→ **Exercise**
Could you extract every row from the one containing "Identify all the" down to the one containing "y-tick-label: 4.0 [90,583,132,616]", both ends included, and reproduce them word for word?

Supplied information start

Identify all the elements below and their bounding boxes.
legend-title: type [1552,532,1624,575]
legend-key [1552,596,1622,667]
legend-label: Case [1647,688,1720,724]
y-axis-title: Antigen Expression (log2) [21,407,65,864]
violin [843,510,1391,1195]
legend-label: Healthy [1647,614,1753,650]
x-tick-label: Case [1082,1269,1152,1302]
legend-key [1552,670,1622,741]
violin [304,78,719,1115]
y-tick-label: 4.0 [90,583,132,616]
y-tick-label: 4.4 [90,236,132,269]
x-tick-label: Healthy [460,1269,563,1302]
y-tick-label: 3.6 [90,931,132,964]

Supplied information end
Supplied information start

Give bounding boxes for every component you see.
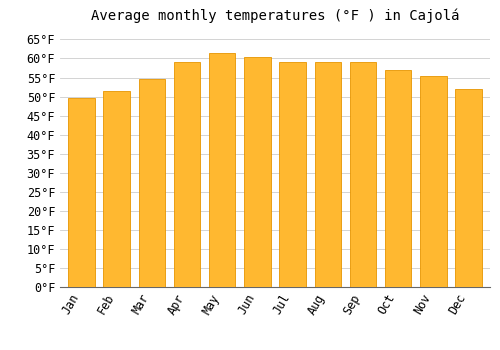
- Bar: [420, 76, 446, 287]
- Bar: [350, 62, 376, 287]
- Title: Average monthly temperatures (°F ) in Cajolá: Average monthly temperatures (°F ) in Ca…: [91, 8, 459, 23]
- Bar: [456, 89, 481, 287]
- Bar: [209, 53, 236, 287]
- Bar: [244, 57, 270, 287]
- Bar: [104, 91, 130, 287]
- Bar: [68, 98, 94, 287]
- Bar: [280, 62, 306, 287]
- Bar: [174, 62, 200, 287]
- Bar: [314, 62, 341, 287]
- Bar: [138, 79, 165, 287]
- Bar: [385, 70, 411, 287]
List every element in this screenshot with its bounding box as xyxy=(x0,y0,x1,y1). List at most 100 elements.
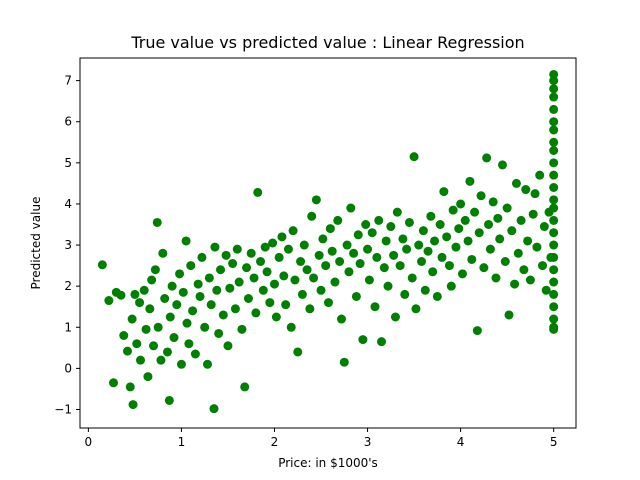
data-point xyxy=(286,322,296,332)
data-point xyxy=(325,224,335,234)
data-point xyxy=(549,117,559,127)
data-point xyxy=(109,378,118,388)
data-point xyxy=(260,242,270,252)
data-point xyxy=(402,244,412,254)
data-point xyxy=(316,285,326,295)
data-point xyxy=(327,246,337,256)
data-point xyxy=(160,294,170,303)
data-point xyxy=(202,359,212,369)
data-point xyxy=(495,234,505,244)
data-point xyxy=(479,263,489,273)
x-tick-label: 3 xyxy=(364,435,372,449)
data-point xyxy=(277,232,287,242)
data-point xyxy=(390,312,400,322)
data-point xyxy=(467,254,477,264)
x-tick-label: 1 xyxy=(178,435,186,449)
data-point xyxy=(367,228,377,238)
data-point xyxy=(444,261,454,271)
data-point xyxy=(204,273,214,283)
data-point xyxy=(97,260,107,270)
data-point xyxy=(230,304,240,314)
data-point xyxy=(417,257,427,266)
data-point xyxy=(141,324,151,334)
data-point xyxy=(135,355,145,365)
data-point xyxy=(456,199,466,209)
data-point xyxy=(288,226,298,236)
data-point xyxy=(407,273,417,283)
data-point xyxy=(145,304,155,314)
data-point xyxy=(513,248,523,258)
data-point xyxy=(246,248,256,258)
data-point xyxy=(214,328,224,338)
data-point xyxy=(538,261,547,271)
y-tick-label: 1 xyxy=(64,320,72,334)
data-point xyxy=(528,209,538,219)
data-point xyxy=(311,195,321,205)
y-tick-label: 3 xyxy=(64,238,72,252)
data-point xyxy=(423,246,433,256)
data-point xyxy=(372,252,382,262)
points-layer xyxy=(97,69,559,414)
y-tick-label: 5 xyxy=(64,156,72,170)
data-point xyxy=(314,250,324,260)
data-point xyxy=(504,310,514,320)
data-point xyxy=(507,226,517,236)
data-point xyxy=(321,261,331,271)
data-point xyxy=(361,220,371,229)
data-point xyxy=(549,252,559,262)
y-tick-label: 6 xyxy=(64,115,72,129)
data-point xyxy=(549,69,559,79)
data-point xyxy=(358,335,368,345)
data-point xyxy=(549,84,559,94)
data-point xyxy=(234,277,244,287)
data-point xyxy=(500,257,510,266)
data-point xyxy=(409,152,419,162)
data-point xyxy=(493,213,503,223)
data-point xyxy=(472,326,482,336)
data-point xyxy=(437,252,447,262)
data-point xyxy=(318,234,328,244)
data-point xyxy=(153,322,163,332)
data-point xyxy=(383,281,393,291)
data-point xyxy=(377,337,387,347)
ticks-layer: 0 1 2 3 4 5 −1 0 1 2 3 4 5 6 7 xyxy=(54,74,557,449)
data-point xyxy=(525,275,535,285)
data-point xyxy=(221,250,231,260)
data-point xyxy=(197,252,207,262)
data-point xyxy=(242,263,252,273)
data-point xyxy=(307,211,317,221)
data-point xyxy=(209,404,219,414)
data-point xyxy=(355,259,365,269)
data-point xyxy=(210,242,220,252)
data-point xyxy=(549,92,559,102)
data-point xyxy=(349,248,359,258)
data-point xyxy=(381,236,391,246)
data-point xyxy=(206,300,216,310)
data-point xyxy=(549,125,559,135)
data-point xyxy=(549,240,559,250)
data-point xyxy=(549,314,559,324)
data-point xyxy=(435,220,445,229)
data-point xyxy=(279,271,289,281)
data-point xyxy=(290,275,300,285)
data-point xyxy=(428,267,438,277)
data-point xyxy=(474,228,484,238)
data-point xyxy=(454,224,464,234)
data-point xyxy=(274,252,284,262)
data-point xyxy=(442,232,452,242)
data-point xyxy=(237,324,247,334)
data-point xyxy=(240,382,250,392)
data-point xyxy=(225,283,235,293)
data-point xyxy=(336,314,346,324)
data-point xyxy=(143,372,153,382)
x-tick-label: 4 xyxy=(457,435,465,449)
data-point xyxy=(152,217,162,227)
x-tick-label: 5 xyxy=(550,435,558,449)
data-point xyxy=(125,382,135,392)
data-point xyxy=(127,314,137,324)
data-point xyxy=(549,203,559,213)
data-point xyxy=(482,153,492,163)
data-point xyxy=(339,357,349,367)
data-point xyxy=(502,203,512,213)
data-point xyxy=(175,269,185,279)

Supplied information end
Supplied information start

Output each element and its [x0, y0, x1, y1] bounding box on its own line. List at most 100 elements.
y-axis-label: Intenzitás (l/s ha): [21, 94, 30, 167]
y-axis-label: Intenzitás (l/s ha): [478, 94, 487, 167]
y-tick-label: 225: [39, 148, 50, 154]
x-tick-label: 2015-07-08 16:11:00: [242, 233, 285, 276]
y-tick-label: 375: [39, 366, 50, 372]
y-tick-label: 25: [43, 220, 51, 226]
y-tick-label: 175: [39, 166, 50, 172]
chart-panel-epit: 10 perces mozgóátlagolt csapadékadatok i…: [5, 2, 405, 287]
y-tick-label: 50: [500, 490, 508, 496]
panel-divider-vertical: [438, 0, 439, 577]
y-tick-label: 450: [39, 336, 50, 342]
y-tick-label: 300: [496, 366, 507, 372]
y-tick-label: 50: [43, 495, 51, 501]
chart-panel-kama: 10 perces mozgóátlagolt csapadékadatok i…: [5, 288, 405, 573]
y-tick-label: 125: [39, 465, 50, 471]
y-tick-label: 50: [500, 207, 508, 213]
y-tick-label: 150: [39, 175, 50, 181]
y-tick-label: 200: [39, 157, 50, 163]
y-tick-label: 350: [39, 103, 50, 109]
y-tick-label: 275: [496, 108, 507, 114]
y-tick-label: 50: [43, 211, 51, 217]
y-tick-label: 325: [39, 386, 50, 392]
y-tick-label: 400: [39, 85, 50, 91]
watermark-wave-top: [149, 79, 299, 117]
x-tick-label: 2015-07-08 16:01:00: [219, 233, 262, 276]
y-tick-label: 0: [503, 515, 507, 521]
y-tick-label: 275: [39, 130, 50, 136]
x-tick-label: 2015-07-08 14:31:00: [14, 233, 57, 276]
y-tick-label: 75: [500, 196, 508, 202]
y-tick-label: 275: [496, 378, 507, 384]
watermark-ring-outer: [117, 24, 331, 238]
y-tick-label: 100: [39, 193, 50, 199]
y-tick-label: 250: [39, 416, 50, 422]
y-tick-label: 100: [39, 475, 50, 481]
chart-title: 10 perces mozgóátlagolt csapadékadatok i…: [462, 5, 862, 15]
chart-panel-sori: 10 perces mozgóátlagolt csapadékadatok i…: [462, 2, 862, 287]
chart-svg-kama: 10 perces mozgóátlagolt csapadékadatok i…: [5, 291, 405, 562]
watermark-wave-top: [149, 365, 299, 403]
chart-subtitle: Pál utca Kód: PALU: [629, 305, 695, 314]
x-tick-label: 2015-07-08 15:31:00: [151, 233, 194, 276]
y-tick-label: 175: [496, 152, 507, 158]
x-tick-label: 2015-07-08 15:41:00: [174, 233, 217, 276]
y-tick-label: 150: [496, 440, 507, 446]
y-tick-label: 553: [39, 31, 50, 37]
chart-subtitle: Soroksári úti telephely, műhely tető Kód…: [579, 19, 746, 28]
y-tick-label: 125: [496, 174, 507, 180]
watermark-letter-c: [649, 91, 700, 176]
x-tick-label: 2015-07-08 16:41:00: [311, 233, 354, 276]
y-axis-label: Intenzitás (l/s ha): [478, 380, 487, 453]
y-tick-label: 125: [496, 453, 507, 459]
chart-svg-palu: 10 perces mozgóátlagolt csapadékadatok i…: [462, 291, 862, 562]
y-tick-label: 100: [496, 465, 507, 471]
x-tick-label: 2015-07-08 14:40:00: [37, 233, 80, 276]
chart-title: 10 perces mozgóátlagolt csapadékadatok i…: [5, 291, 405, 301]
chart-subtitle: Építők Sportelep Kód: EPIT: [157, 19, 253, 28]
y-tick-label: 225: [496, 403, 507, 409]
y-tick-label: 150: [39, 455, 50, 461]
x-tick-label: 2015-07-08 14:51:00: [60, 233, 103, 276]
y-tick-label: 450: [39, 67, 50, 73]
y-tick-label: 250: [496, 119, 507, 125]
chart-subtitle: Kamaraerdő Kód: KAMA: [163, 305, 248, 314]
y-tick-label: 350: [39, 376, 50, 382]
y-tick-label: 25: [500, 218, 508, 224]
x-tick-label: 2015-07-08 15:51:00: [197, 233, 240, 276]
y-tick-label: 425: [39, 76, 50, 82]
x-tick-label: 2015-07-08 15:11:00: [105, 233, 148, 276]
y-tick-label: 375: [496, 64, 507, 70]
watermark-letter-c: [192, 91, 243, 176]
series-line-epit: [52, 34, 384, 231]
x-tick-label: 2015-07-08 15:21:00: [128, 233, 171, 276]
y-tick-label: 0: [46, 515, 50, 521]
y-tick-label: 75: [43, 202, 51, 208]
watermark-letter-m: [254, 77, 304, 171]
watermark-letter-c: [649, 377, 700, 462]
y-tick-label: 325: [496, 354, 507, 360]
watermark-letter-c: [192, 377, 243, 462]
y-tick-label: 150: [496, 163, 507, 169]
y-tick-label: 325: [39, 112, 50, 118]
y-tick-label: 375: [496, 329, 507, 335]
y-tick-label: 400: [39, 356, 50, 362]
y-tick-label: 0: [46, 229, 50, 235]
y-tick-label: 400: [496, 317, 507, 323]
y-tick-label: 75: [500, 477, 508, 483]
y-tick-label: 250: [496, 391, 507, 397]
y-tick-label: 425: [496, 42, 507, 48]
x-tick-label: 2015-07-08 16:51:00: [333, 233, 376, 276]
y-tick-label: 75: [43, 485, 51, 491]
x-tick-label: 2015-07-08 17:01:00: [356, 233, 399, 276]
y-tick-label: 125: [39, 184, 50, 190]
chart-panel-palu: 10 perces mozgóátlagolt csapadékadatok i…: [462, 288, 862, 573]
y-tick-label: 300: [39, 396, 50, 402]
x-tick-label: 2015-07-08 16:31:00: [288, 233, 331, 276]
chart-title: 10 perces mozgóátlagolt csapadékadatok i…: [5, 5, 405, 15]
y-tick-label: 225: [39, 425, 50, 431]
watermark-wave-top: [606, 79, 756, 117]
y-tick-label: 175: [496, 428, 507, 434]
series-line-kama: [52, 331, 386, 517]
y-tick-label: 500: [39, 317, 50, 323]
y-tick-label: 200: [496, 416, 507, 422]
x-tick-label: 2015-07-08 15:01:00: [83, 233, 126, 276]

Supplied information end

→ **Result of the task**
Identify all the elements below and their bounding boxes.
legend-title: type [1552,532,1624,575]
legend-key [1552,596,1622,667]
legend-label: Case [1647,688,1720,724]
y-axis-title: Antigen Expression (log2) [21,407,65,864]
violin [843,510,1391,1195]
legend-label: Healthy [1647,614,1753,650]
x-tick-label: Case [1082,1269,1152,1302]
legend-key [1552,670,1622,741]
violin [304,78,719,1115]
y-tick-label: 4.0 [90,583,132,616]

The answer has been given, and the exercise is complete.